--- Start DATA SECTION ---

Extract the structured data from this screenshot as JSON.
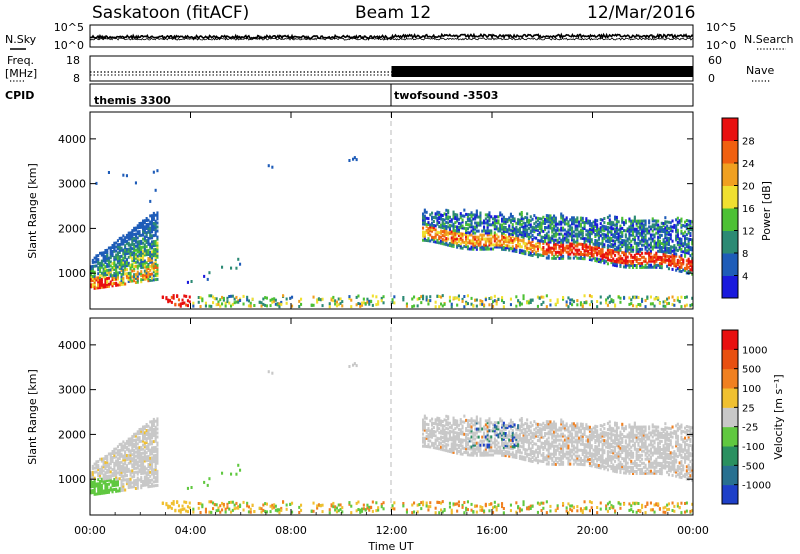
{
  "header": {
    "station": "Saskatoon (fitACF)",
    "beam": "Beam 12",
    "date": "12/Mar/2016"
  },
  "side_labels": {
    "n_sky": "N.Sky",
    "freq_line1": "Freq.",
    "freq_line2": "[MHz]",
    "cpid": "CPID",
    "n_search": "N.Search",
    "nave": "Nave"
  },
  "chart_data": [
    {
      "type": "line",
      "panel": "noise",
      "yticks_left": [
        "10^5",
        "10^0"
      ],
      "yticks_right": [
        "10^5",
        "10^0"
      ],
      "series": [
        {
          "name": "N.Sky",
          "style": "solid"
        },
        {
          "name": "N.Search",
          "style": "dotted"
        }
      ]
    },
    {
      "type": "line",
      "panel": "frequency",
      "yticks_left": [
        "18",
        "8"
      ],
      "yticks_right": [
        "60",
        "0"
      ],
      "series": [
        {
          "name": "Freq.",
          "style": "dotted"
        },
        {
          "name": "Nave",
          "style": "dense"
        }
      ],
      "cpid_segments": [
        {
          "label": "themis 3300",
          "start_hour": 0
        },
        {
          "label": "twofsound -3503",
          "start_hour": 12
        }
      ]
    },
    {
      "type": "heatmap",
      "panel": "power",
      "ylabel": "Slant Range [km]",
      "yticks": [
        1000,
        2000,
        3000,
        4000
      ],
      "ylim": [
        200,
        4600
      ],
      "colorbar": {
        "label": "Power [dB]",
        "ticks": [
          "4",
          "8",
          "12",
          "16",
          "20",
          "24",
          "28"
        ],
        "colors": [
          "#1a1adc",
          "#1e5cb8",
          "#2c8a74",
          "#4cc034",
          "#f0e030",
          "#f0a020",
          "#f06010",
          "#e81010"
        ]
      }
    },
    {
      "type": "heatmap",
      "panel": "velocity",
      "ylabel": "Slant Range [km]",
      "xlabel": "Time UT",
      "xticks": [
        "00:00",
        "04:00",
        "08:00",
        "12:00",
        "16:00",
        "20:00",
        "00:00"
      ],
      "xlim_hours": [
        0,
        24
      ],
      "yticks": [
        1000,
        2000,
        3000,
        4000
      ],
      "ylim": [
        200,
        4600
      ],
      "colorbar": {
        "label": "Velocity [m s⁻¹]",
        "ticks": [
          "1000",
          "500",
          "100",
          "25",
          "-25",
          "-100",
          "-500",
          "-1000"
        ],
        "colors": [
          "#1e40c8",
          "#287090",
          "#2a9060",
          "#60c840",
          "#c8c8c8",
          "#f0c030",
          "#f08020",
          "#e85010",
          "#e81010"
        ]
      }
    }
  ]
}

--- End DATA SECTION ---

* _DIRECTIONS FOR THIS TASK_
Quote the records in full and exactly; skip any image.

* _FINISHED EXERCISE_
Extract the structured data from this screenshot as JSON.
{
  "header": {
    "station": "Saskatoon (fitACF)",
    "beam": "Beam 12",
    "date": "12/Mar/2016"
  },
  "side_labels": {
    "n_sky": "N.Sky",
    "freq_line1": "Freq.",
    "freq_line2": "[MHz]",
    "cpid": "CPID",
    "n_search": "N.Search",
    "nave": "Nave"
  },
  "chart_data": [
    {
      "type": "line",
      "panel": "noise",
      "yticks_left": [
        "10^5",
        "10^0"
      ],
      "yticks_right": [
        "10^5",
        "10^0"
      ],
      "series": [
        {
          "name": "N.Sky",
          "style": "solid"
        },
        {
          "name": "N.Search",
          "style": "dotted"
        }
      ]
    },
    {
      "type": "line",
      "panel": "frequency",
      "yticks_left": [
        "18",
        "8"
      ],
      "yticks_right": [
        "60",
        "0"
      ],
      "series": [
        {
          "name": "Freq.",
          "style": "dotted"
        },
        {
          "name": "Nave",
          "style": "dense"
        }
      ],
      "cpid_segments": [
        {
          "label": "themis 3300",
          "start_hour": 0
        },
        {
          "label": "twofsound -3503",
          "start_hour": 12
        }
      ]
    },
    {
      "type": "heatmap",
      "panel": "power",
      "ylabel": "Slant Range [km]",
      "yticks": [
        1000,
        2000,
        3000,
        4000
      ],
      "ylim": [
        200,
        4600
      ],
      "colorbar": {
        "label": "Power [dB]",
        "ticks": [
          "4",
          "8",
          "12",
          "16",
          "20",
          "24",
          "28"
        ],
        "colors": [
          "#1a1adc",
          "#1e5cb8",
          "#2c8a74",
          "#4cc034",
          "#f0e030",
          "#f0a020",
          "#f06010",
          "#e81010"
        ]
      }
    },
    {
      "type": "heatmap",
      "panel": "velocity",
      "ylabel": "Slant Range [km]",
      "xlabel": "Time UT",
      "xticks": [
        "00:00",
        "04:00",
        "08:00",
        "12:00",
        "16:00",
        "20:00",
        "00:00"
      ],
      "xlim_hours": [
        0,
        24
      ],
      "yticks": [
        1000,
        2000,
        3000,
        4000
      ],
      "ylim": [
        200,
        4600
      ],
      "colorbar": {
        "label": "Velocity [m s⁻¹]",
        "ticks": [
          "1000",
          "500",
          "100",
          "25",
          "-25",
          "-100",
          "-500",
          "-1000"
        ],
        "colors": [
          "#1e40c8",
          "#287090",
          "#2a9060",
          "#60c840",
          "#c8c8c8",
          "#f0c030",
          "#f08020",
          "#e85010",
          "#e81010"
        ]
      }
    }
  ]
}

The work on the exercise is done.